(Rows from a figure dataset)

————————

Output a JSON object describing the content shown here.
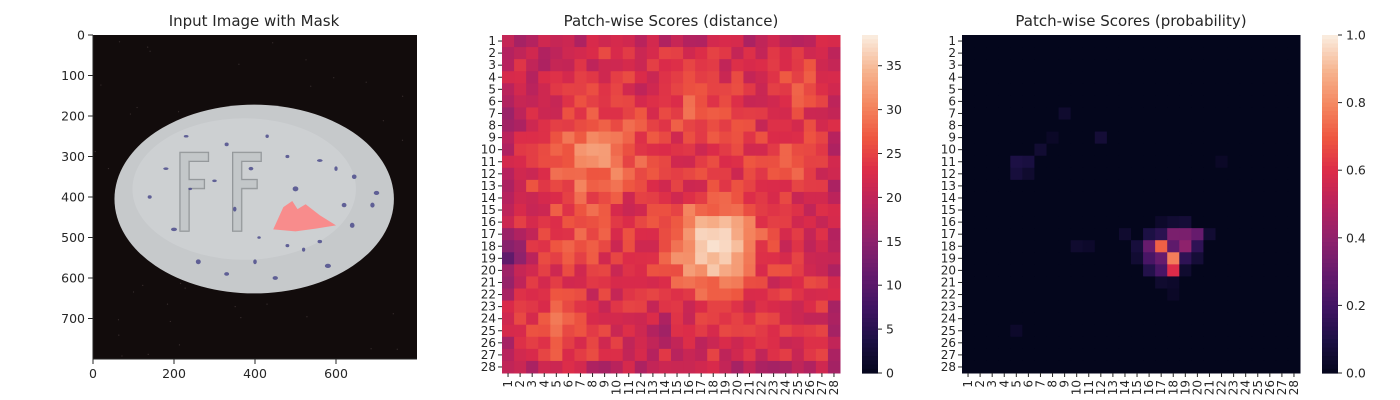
{
  "figure": {
    "panels": [
      {
        "title": "Input Image with Mask"
      },
      {
        "title": "Patch-wise Scores (distance)"
      },
      {
        "title": "Patch-wise Scores (probability)"
      }
    ]
  },
  "chart_data": [
    {
      "type": "image",
      "title": "Input Image with Mask",
      "xlabel": "",
      "ylabel": "",
      "xlim": [
        0,
        800
      ],
      "ylim": [
        800,
        0
      ],
      "xticks": [
        0,
        200,
        400,
        600
      ],
      "yticks": [
        0,
        100,
        200,
        300,
        400,
        500,
        600,
        700
      ],
      "image": {
        "background": "#120c0c",
        "pill": {
          "center": [
            398,
            405
          ],
          "radius": [
            345,
            233
          ],
          "color": "#c6c9cb"
        },
        "embossed_letters": [
          "F",
          "F"
        ],
        "mask_region": {
          "color": "#ff8080",
          "points": [
            [
              445,
              480
            ],
            [
              470,
              425
            ],
            [
              492,
              410
            ],
            [
              505,
              430
            ],
            [
              525,
              418
            ],
            [
              560,
              445
            ],
            [
              600,
              470
            ],
            [
              550,
              478
            ],
            [
              500,
              485
            ]
          ]
        },
        "speck_color": "#4c4c8c"
      }
    },
    {
      "type": "heatmap",
      "title": "Patch-wise Scores (distance)",
      "xlabel": "",
      "ylabel": "",
      "grid_size": 28,
      "xticks": [
        "1",
        "2",
        "3",
        "4",
        "5",
        "6",
        "7",
        "8",
        "9",
        "10",
        "11",
        "12",
        "13",
        "14",
        "15",
        "16",
        "17",
        "18",
        "19",
        "20",
        "21",
        "22",
        "23",
        "24",
        "25",
        "26",
        "27",
        "28"
      ],
      "yticks": [
        "1",
        "2",
        "3",
        "4",
        "5",
        "6",
        "7",
        "8",
        "9",
        "10",
        "11",
        "12",
        "13",
        "14",
        "15",
        "16",
        "17",
        "18",
        "19",
        "20",
        "21",
        "22",
        "23",
        "24",
        "25",
        "26",
        "27",
        "28"
      ],
      "colormap": "rocket",
      "vmin": 0,
      "vmax": 38.5,
      "colorbar_ticks": [
        0,
        5,
        10,
        15,
        20,
        25,
        30,
        35
      ],
      "base_value": 23,
      "hotspots": [
        {
          "row": 18,
          "col": 18,
          "peak": 15,
          "spread": 2.4
        },
        {
          "row": 11,
          "col": 7,
          "peak": 6,
          "spread": 2.2
        },
        {
          "row": 10,
          "col": 10,
          "peak": 5,
          "spread": 2.0
        },
        {
          "row": 7,
          "col": 17,
          "peak": 5,
          "spread": 1.8
        },
        {
          "row": 25,
          "col": 5,
          "peak": 5,
          "spread": 1.6
        },
        {
          "row": 11,
          "col": 24,
          "peak": 4,
          "spread": 1.8
        },
        {
          "row": 5,
          "col": 25,
          "peak": 4,
          "spread": 1.4
        },
        {
          "row": 17,
          "col": 7,
          "peak": 4,
          "spread": 2.0
        }
      ],
      "coldspots": [
        {
          "row": 19,
          "col": 1,
          "peak": 7,
          "spread": 1.4
        },
        {
          "row": 8,
          "col": 2,
          "peak": 4,
          "spread": 1.3
        },
        {
          "row": 2,
          "col": 3,
          "peak": 3,
          "spread": 1.3
        },
        {
          "row": 25,
          "col": 14,
          "peak": 3,
          "spread": 1.5
        }
      ]
    },
    {
      "type": "heatmap",
      "title": "Patch-wise Scores (probability)",
      "xlabel": "",
      "ylabel": "",
      "grid_size": 28,
      "xticks": [
        "1",
        "2",
        "3",
        "4",
        "5",
        "6",
        "7",
        "8",
        "9",
        "10",
        "11",
        "12",
        "13",
        "14",
        "15",
        "16",
        "17",
        "18",
        "19",
        "20",
        "21",
        "22",
        "23",
        "24",
        "25",
        "26",
        "27",
        "28"
      ],
      "yticks": [
        "1",
        "2",
        "3",
        "4",
        "5",
        "6",
        "7",
        "8",
        "9",
        "10",
        "11",
        "12",
        "13",
        "14",
        "15",
        "16",
        "17",
        "18",
        "19",
        "20",
        "21",
        "22",
        "23",
        "24",
        "25",
        "26",
        "27",
        "28"
      ],
      "colormap": "rocket",
      "vmin": 0,
      "vmax": 1.0,
      "colorbar_ticks": [
        0.0,
        0.2,
        0.4,
        0.6,
        0.8,
        1.0
      ],
      "cells": [
        {
          "row": 18,
          "col": 17,
          "value": 0.72
        },
        {
          "row": 19,
          "col": 18,
          "value": 0.78
        },
        {
          "row": 20,
          "col": 18,
          "value": 0.6
        },
        {
          "row": 17,
          "col": 18,
          "value": 0.35
        },
        {
          "row": 17,
          "col": 19,
          "value": 0.35
        },
        {
          "row": 18,
          "col": 16,
          "value": 0.3
        },
        {
          "row": 18,
          "col": 19,
          "value": 0.4
        },
        {
          "row": 17,
          "col": 20,
          "value": 0.3
        },
        {
          "row": 19,
          "col": 17,
          "value": 0.3
        },
        {
          "row": 18,
          "col": 18,
          "value": 0.28
        },
        {
          "row": 19,
          "col": 16,
          "value": 0.22
        },
        {
          "row": 20,
          "col": 17,
          "value": 0.22
        },
        {
          "row": 18,
          "col": 20,
          "value": 0.15
        },
        {
          "row": 19,
          "col": 19,
          "value": 0.15
        },
        {
          "row": 20,
          "col": 16,
          "value": 0.12
        },
        {
          "row": 17,
          "col": 17,
          "value": 0.14
        },
        {
          "row": 17,
          "col": 16,
          "value": 0.1
        },
        {
          "row": 18,
          "col": 15,
          "value": 0.08
        },
        {
          "row": 16,
          "col": 19,
          "value": 0.07
        },
        {
          "row": 16,
          "col": 18,
          "value": 0.06
        },
        {
          "row": 19,
          "col": 20,
          "value": 0.07
        },
        {
          "row": 17,
          "col": 21,
          "value": 0.06
        },
        {
          "row": 19,
          "col": 15,
          "value": 0.06
        },
        {
          "row": 11,
          "col": 5,
          "value": 0.1
        },
        {
          "row": 11,
          "col": 6,
          "value": 0.09
        },
        {
          "row": 12,
          "col": 5,
          "value": 0.08
        },
        {
          "row": 10,
          "col": 7,
          "value": 0.06
        },
        {
          "row": 12,
          "col": 6,
          "value": 0.05
        },
        {
          "row": 9,
          "col": 12,
          "value": 0.07
        },
        {
          "row": 7,
          "col": 9,
          "value": 0.05
        },
        {
          "row": 18,
          "col": 10,
          "value": 0.05
        },
        {
          "row": 18,
          "col": 11,
          "value": 0.04
        },
        {
          "row": 17,
          "col": 14,
          "value": 0.05
        },
        {
          "row": 25,
          "col": 5,
          "value": 0.04
        },
        {
          "row": 21,
          "col": 17,
          "value": 0.05
        },
        {
          "row": 21,
          "col": 18,
          "value": 0.04
        },
        {
          "row": 22,
          "col": 18,
          "value": 0.03
        },
        {
          "row": 20,
          "col": 19,
          "value": 0.05
        },
        {
          "row": 16,
          "col": 17,
          "value": 0.04
        },
        {
          "row": 11,
          "col": 22,
          "value": 0.03
        },
        {
          "row": 9,
          "col": 8,
          "value": 0.03
        }
      ],
      "background_value": 0.005
    }
  ]
}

————————

Your instructions:
Reply with one number only: the count of lines in the entries that contain "distance".

Full answer:
2